His PMship was over by the time I was born. From how my parents talked about him, it always sounded like I missed out big time. Vale Bob.

Is anyone planning to make an election post for tomorrow?
posted by Panthalassa at 1:03 AM on May 17, 2019


Barry Cassidy said the following:
Not so well known were his achievements around education. When Hawke came to office in 1983, Australia had one of the lowest high-school retention rates in the developed world. Just 30% completed year 12. When he left office that number had increased to 70%. You can only imagine the difference that made to this country.
I've never heard that before. If true, it is un-fucking-believable.
posted by nnethercote at 1:56 AM on May 17, 2019 [7 favorites]


I heard the BBC yesterday report that Australians will remember him for breaking that beer-drinking record and being a good bloke, which was damning with faint praise. Australians will remember him for a bloody sight more than that.

Bob was PM from the year I was 15 until I was 23, and in that time I studied politics at university, so he was a huge figure in the formation of my political worldview. (We always thought of him as Bob; he was only Hawke in the phrase "the Hawke Government".) I remember reading Blanche D'Alpuget's biography of him one summer back then, before they became an item; obviously it painted him in a good light, but it was a useful corrective to the view of him on the left as being too pragmatic and too accommodating to business. In student circles at the time we saw him residing over the reintroduction of fees, which was a huge disappointment, but a lot of the popular blame for that attached to the education minister rather than Hawke himself. Similarly, Paul Keating took a lot of the flack for the economic rationalisation that started under Hawke. Bob was teflon-coated.

But as well as attempting to introduce ID cards and a GST, neither of which warmed him or Keating to the public, he did some undeniably good things. He saved the Franklin River, which would be under many feet of water now if not for Bob. He brought back universal healthcare, which Gough Whitlam had started but Malcolm Fraser and his treasurer John Howard had dismantled. His record as past leader of the ACTU meant that we had a decade of industrial calm. As nnethercote quotes Barry Cassidy, his time in office saw major improvements in school retention. (At the end of Grade 10 in 1983, I was one of about one or two dozen kids out of a hundred in my country school who expected to go on to Grade 11 the following year. I think about half a dozen of us went on to uni in 1986, although some more of us went later on.) His record on improving the rights of women in Australia was strong. And this moment was one of his finest.

I was going to contextualise him for any UK readers here by saying "imagine Tony Blair as if the Iraq War had never happened", though that isn't strictly fair, because the 1991 Gulf War started while he was still PM, and Australia was part of the international coalition that took part; however, the context of that war was pretty different, and there was no particular sense of lingering betrayal among the Australian people over it - I think more people turned against him (for a while) when he left Hazel for Blanche. Another Hawke/Blair comparison is that, like Blair and Gordon Brown, Hawke had an agreement with his treasurer Paul Keating to hand over power at a certain point. (Keating became my preferred PM of the two, but that's a story for another day.) There's no question that Blair took a lot of inspiration from Hawke: the Hawke/Keating government was seen as a prime example of the Third Way.

=== Task instructions ===
Reproduce the part of the comments on Bob Hawke from "Barry Cassidy said" up to and including "it is un-fucking-believable.", word for word.

=== Recorded information ===
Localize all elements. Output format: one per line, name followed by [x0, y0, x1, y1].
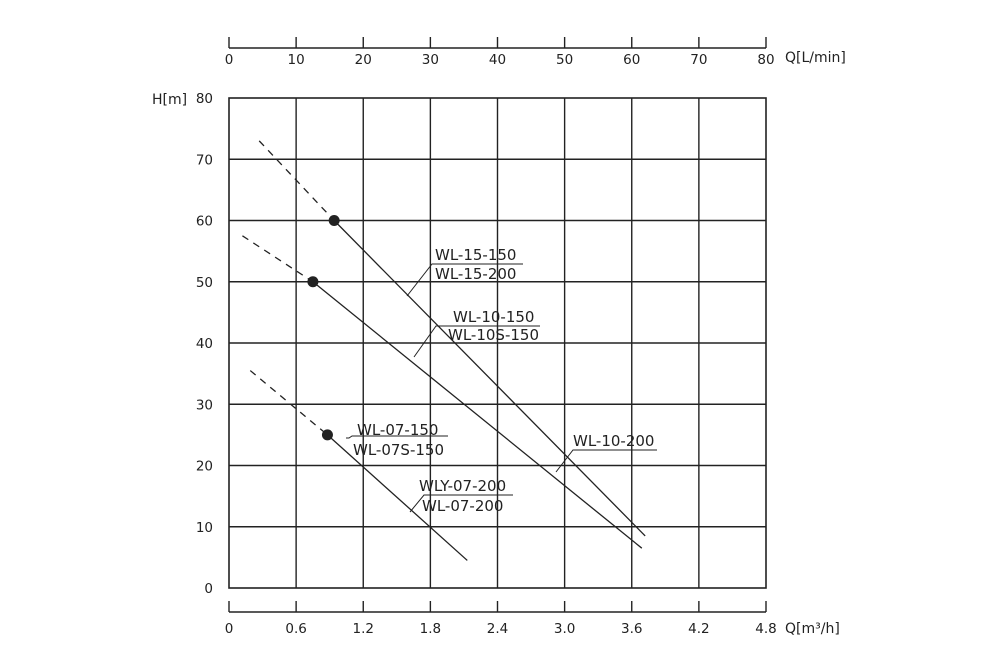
top-axis-tick-label: 50	[556, 52, 573, 68]
bottom-axis-tick-label: 1.8	[420, 621, 441, 637]
y-axis-tick-label: 40	[196, 336, 213, 352]
series-0-curve	[333, 220, 646, 537]
y-axis-tick-label: 50	[196, 275, 213, 291]
top-axis-tick-label: 20	[355, 52, 372, 68]
top-axis-ticks: 0 10 20 30 40 50 60 70 80	[225, 37, 775, 68]
series-1-extrapolated-line	[242, 235, 314, 283]
y-axis-tick-label: 10	[196, 520, 213, 536]
y-axis: 0 10 20 30 40 50 60 70 80 H[m]	[152, 91, 213, 597]
leader-lines	[346, 263, 657, 513]
top-axis-title: Q[L/min]	[785, 50, 846, 66]
series-0-marker	[328, 215, 340, 226]
top-axis-tick-label: 40	[489, 52, 506, 68]
y-axis-title: H[m]	[152, 92, 187, 108]
leader-wl-07s	[346, 435, 448, 439]
y-axis-tick-label: 20	[196, 459, 213, 475]
series-labels: WL-15-150 WL-15-200 WL-10-150 WL-10S-150…	[353, 246, 654, 515]
label-wly-07-200: WLY-07-200	[419, 477, 506, 495]
y-axis-tick-label: 0	[204, 581, 213, 597]
bottom-axis-tick-label: 2.4	[487, 621, 508, 637]
label-wl-15-150: WL-15-150	[435, 246, 516, 264]
series-2-marker	[321, 429, 333, 441]
y-axis-tick-label: 60	[196, 214, 213, 230]
grid	[228, 97, 767, 589]
series-1-curve	[312, 281, 643, 549]
bottom-axis-tick-label: 4.2	[688, 621, 709, 637]
top-axis-tick-label: 30	[422, 52, 439, 68]
bottom-axis-tick-label: 1.2	[353, 621, 374, 637]
bottom-axis-tick-label: 3.0	[554, 621, 575, 637]
label-wl-07-150: WL-07-150	[357, 421, 438, 439]
series-0-extrapolated-line	[258, 140, 335, 221]
bottom-axis-ticks: 0 0.6 1.2 1.8 2.4 3.0 3.6 4.2 4.8	[225, 601, 777, 637]
top-axis-tick-label: 10	[288, 52, 305, 68]
series-2-extrapolated-line	[249, 370, 328, 436]
bottom-axis-tick-label: 0.6	[285, 621, 306, 637]
label-wl-10s-150: WL-10S-150	[448, 326, 539, 344]
bottom-axis: 0 0.6 1.2 1.8 2.4 3.0 3.6 4.2 4.8 Q[m³/h]	[225, 601, 840, 637]
series-1-marker	[307, 276, 319, 288]
top-axis: 0 10 20 30 40 50 60 70 80 Q[L/min]	[225, 37, 846, 68]
bottom-axis-title: Q[m³/h]	[785, 621, 840, 637]
top-axis-tick-label: 0	[225, 52, 234, 68]
leader-wl-07-200	[409, 494, 513, 513]
label-wl-10-200: WL-10-200	[573, 432, 654, 450]
top-axis-tick-label: 70	[690, 52, 707, 68]
top-axis-tick-label: 80	[757, 52, 774, 68]
top-axis-tick-label: 60	[623, 52, 640, 68]
y-axis-tick-label: 80	[196, 91, 213, 107]
label-wl-07s-150: WL-07S-150	[353, 441, 444, 459]
label-wl-10-150: WL-10-150	[453, 308, 534, 326]
leader-wl-10	[413, 325, 540, 358]
y-axis-tick-label: 70	[196, 152, 213, 168]
y-axis-tick-label: 30	[196, 397, 213, 413]
series-layer	[242, 140, 646, 561]
series-2-curve	[327, 434, 468, 561]
label-wl-15-200: WL-15-200	[435, 265, 516, 283]
bottom-axis-tick-label: 3.6	[621, 621, 642, 637]
bottom-axis-tick-label: 0	[225, 621, 234, 637]
bottom-axis-tick-label: 4.8	[755, 621, 776, 637]
leader-wl-10-200	[555, 449, 657, 473]
label-wl-07-200: WL-07-200	[422, 497, 503, 515]
y-axis-tick-labels: 0 10 20 30 40 50 60 70 80	[196, 91, 213, 597]
leader-wl-15	[406, 263, 523, 297]
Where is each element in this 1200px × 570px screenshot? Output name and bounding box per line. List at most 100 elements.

=== Solution to this task ===
Barry Cassidy said the following:
Not so well known were his achievements around education. When Hawke came to office in 1983, Australia had one of the lowest high-school retention rates in the developed world. Just 30% completed year 12. When he left office that number had increased to 70%. You can only imagine the difference that made to this country.
I've never heard that before. If true, it is un-fucking-believable.